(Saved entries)
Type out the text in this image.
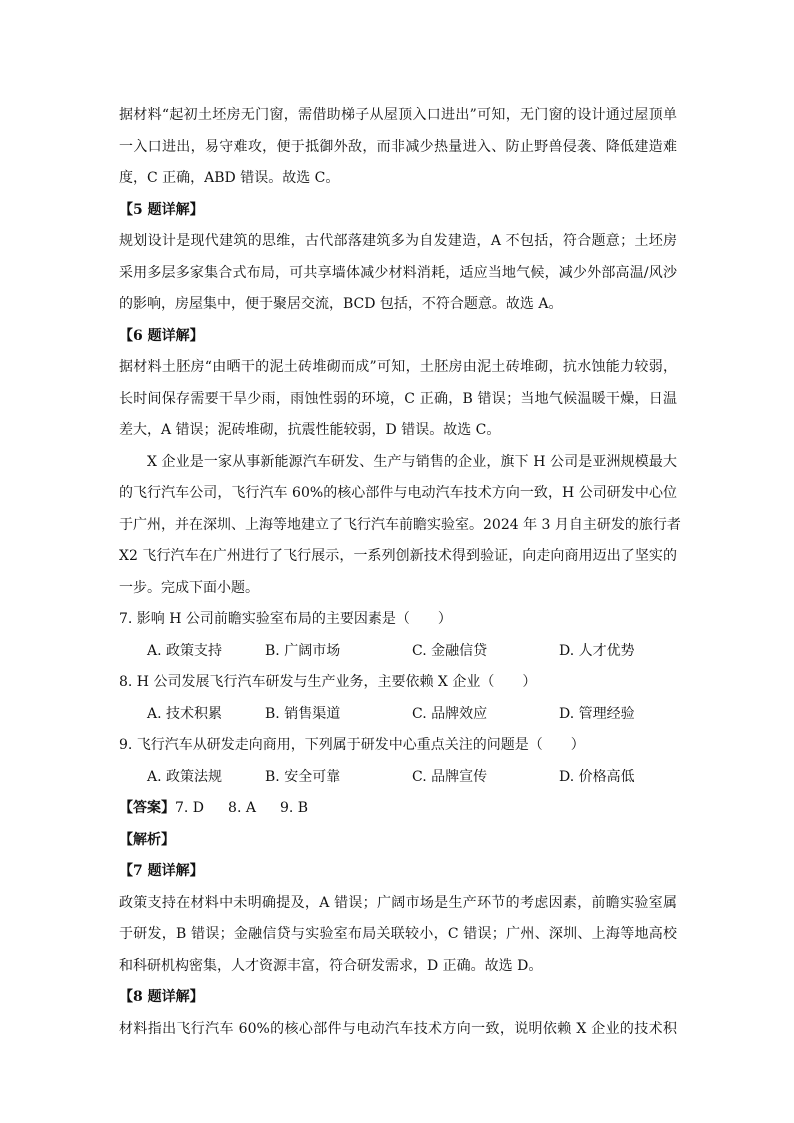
据材料“起初土坯房无门窗，需借助梯子从屋顶入口进出”可知，无门窗的设计通过屋顶单
一入口进出，易守难攻，便于抵御外敌，而非减少热量进入、防止野兽侵袭、降低建造难
度，C 正确，ABD 错误。故选 C。
【5 题详解】
规划设计是现代建筑的思维，古代部落建筑多为自发建造，A 不包括，符合题意；土坯房
采用多层多家集合式布局，可共享墙体减少材料消耗，适应当地气候，减少外部高温/风沙
的影响，房屋集中，便于聚居交流，BCD 包括，不符合题意。故选 A。
【6 题详解】
据材料土胚房“由晒干的泥土砖堆砌而成”可知，土胚房由泥土砖堆砌，抗水蚀能力较弱，
长时间保存需要干旱少雨，雨蚀性弱的环境，C 正确，B 错误；当地气候温暖干燥，日温
差大，A 错误；泥砖堆砌，抗震性能较弱，D 错误。故选 C。
X 企业是一家从事新能源汽车研发、生产与销售的企业，旗下 H 公司是亚洲规模最大
的飞行汽车公司，飞行汽车 60%的核心部件与电动汽车技术方向一致，H 公司研发中心位
于广州，并在深圳、上海等地建立了飞行汽车前瞻实验室。2024 年 3 月自主研发的旅行者
X2 飞行汽车在广州进行了飞行展示，一系列创新技术得到验证，向走向商用迈出了坚实的
一步。完成下面小题。
7. 影响 H 公司前瞻实验室布局的主要因素是（　　）
A. 政策支持	B. 广阔市场	C. 金融信贷	D. 人才优势
8. H 公司发展飞行汽车研发与生产业务，主要依赖 X 企业（　　）
A. 技术积累	B. 销售渠道	C. 品牌效应	D. 管理经验
9. 飞行汽车从研发走向商用，下列属于研发中心重点关注的问题是（　　）
A. 政策法规	B. 安全可靠	C. 品牌宣传	D. 价格高低
【答案】7. D 8. A 9. B
【解析】
【7 题详解】
政策支持在材料中未明确提及，A 错误；广阔市场是生产环节的考虑因素，前瞻实验室属
于研发，B 错误；金融信贷与实验室布局关联较小，C 错误；广州、深圳、上海等地高校
和科研机构密集，人才资源丰富，符合研发需求，D 正确。故选 D。
【8 题详解】
材料指出飞行汽车 60%的核心部件与电动汽车技术方向一致，说明依赖 X 企业的技术积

◆ WHAT YOU SHOULD DO: Leaving the pictures aside, transcribe the entire listing exactly.

◆ COMPLETE RESPONSE:
Type out the text in this image.
据材料“起初土坯房无门窗，需借助梯子从屋顶入口进出”可知，无门窗的设计通过屋顶单
一入口进出，易守难攻，便于抵御外敌，而非减少热量进入、防止野兽侵袭、降低建造难
度，C 正确，ABD 错误。故选 C。
【5 题详解】
规划设计是现代建筑的思维，古代部落建筑多为自发建造，A 不包括，符合题意；土坯房
采用多层多家集合式布局，可共享墙体减少材料消耗，适应当地气候，减少外部高温/风沙
的影响，房屋集中，便于聚居交流，BCD 包括，不符合题意。故选 A。
【6 题详解】
据材料土胚房“由晒干的泥土砖堆砌而成”可知，土胚房由泥土砖堆砌，抗水蚀能力较弱，
长时间保存需要干旱少雨，雨蚀性弱的环境，C 正确，B 错误；当地气候温暖干燥，日温
差大，A 错误；泥砖堆砌，抗震性能较弱，D 错误。故选 C。
X 企业是一家从事新能源汽车研发、生产与销售的企业，旗下 H 公司是亚洲规模最大
的飞行汽车公司，飞行汽车 60%的核心部件与电动汽车技术方向一致，H 公司研发中心位
于广州，并在深圳、上海等地建立了飞行汽车前瞻实验室。2024 年 3 月自主研发的旅行者
X2 飞行汽车在广州进行了飞行展示，一系列创新技术得到验证，向走向商用迈出了坚实的
一步。完成下面小题。
7. 影响 H 公司前瞻实验室布局的主要因素是（　　）
A. 政策支持	B. 广阔市场	C. 金融信贷	D. 人才优势
8. H 公司发展飞行汽车研发与生产业务，主要依赖 X 企业（　　）
A. 技术积累	B. 销售渠道	C. 品牌效应	D. 管理经验
9. 飞行汽车从研发走向商用，下列属于研发中心重点关注的问题是（　　）
A. 政策法规	B. 安全可靠	C. 品牌宣传	D. 价格高低
【答案】7. D 8. A 9. B
【解析】
【7 题详解】
政策支持在材料中未明确提及，A 错误；广阔市场是生产环节的考虑因素，前瞻实验室属
于研发，B 错误；金融信贷与实验室布局关联较小，C 错误；广州、深圳、上海等地高校
和科研机构密集，人才资源丰富，符合研发需求，D 正确。故选 D。
【8 题详解】
材料指出飞行汽车 60%的核心部件与电动汽车技术方向一致，说明依赖 X 企业的技术积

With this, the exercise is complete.